>> start Supplied records
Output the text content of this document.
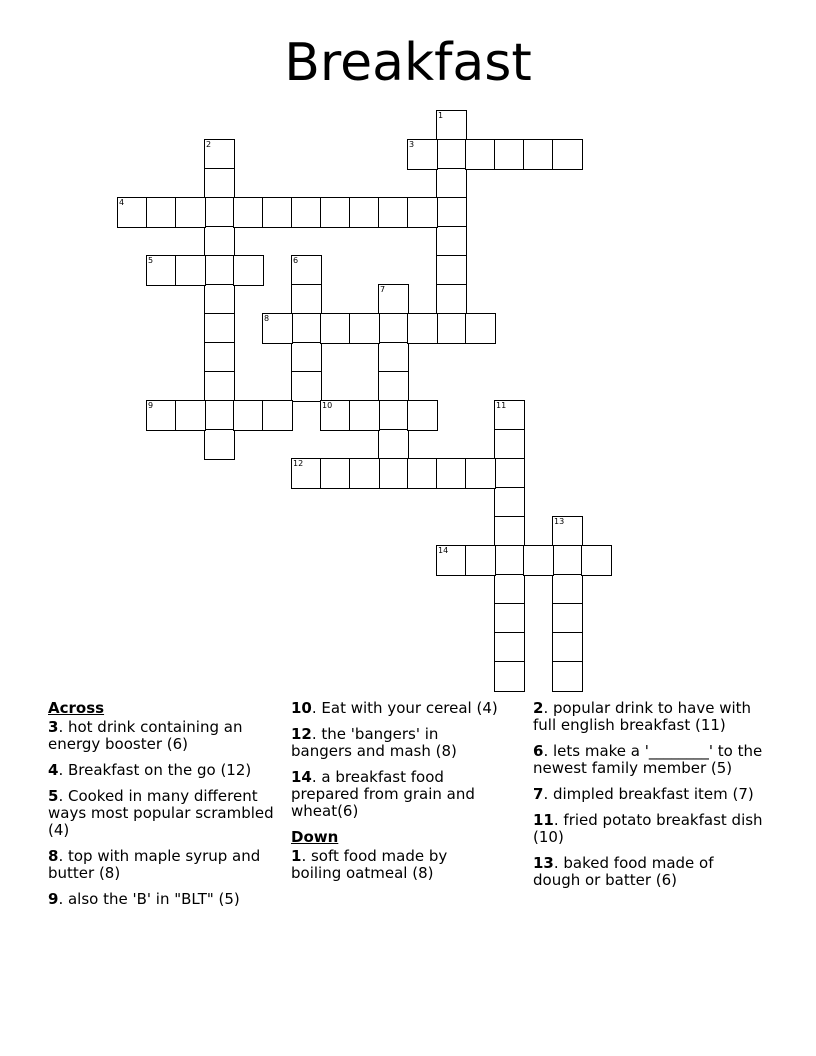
Breakfast
1
2	3
4
5	6
7
8
9	10	11
12
13
14
Across
3. hot drink containing an energy booster (6)
4. Breakfast on the go (12)
5. Cooked in many different ways most popular scrambled (4)
8. top with maple syrup and butter (8)
9. also the 'B' in "BLT" (5)
10. Eat with your cereal (4)
12. the 'bangers' in bangers and mash (8)
14. a breakfast food prepared from grain and wheat(6)
Down
1. soft food made by boiling oatmeal (8)
2. popular drink to have with full english breakfast (11)
6. lets make a '________' to the newest family member (5)
7. dimpled breakfast item (7)
11. fried potato breakfast dish (10)
13. baked food made of dough or batter (6)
>> end Supplied records
Reproduce each record from above exactly; pictures do not belong in the copy.

Output the text content of this document.
Breakfast
1
2	3
4
5	6
7
8
9	10	11
12
13
14
Across
3. hot drink containing an energy booster (6)
4. Breakfast on the go (12)
5. Cooked in many different ways most popular scrambled (4)
8. top with maple syrup and butter (8)
9. also the 'B' in "BLT" (5)
10. Eat with your cereal (4)
12. the 'bangers' in bangers and mash (8)
14. a breakfast food prepared from grain and wheat(6)
Down
1. soft food made by boiling oatmeal (8)
2. popular drink to have with full english breakfast (11)
6. lets make a '________' to the newest family member (5)
7. dimpled breakfast item (7)
11. fried potato breakfast dish (10)
13. baked food made of dough or batter (6)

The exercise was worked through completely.